= Task goal =
Lines that include the word "name" are the ones to copy.

= Task input =
— START —

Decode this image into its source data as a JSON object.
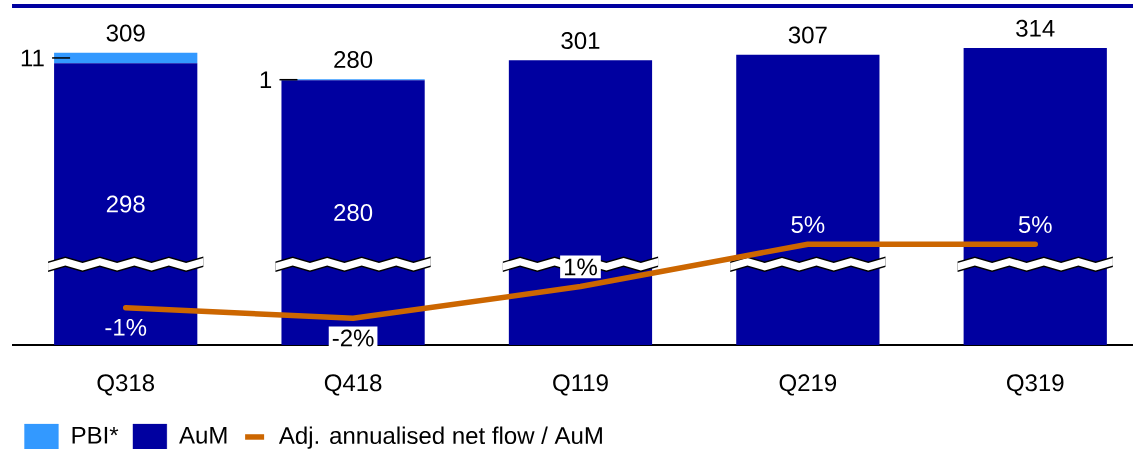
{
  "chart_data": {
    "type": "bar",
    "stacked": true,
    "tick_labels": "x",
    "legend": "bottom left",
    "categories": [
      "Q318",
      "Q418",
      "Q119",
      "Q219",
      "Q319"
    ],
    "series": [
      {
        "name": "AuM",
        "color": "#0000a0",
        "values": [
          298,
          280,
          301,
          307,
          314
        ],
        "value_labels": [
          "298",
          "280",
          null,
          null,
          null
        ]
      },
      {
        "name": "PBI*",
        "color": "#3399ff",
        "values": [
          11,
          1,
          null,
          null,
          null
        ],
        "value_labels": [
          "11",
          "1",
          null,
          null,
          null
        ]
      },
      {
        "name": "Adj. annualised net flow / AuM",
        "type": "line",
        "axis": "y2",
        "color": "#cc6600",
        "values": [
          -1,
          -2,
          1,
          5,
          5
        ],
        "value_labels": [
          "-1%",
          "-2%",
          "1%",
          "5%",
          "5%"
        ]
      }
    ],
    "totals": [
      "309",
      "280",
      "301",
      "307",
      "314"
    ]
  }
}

— END —

= Output of the task =
        "name": "AuM",
        "name": "PBI*",
        "name": "Adj. annualised net flow / AuM",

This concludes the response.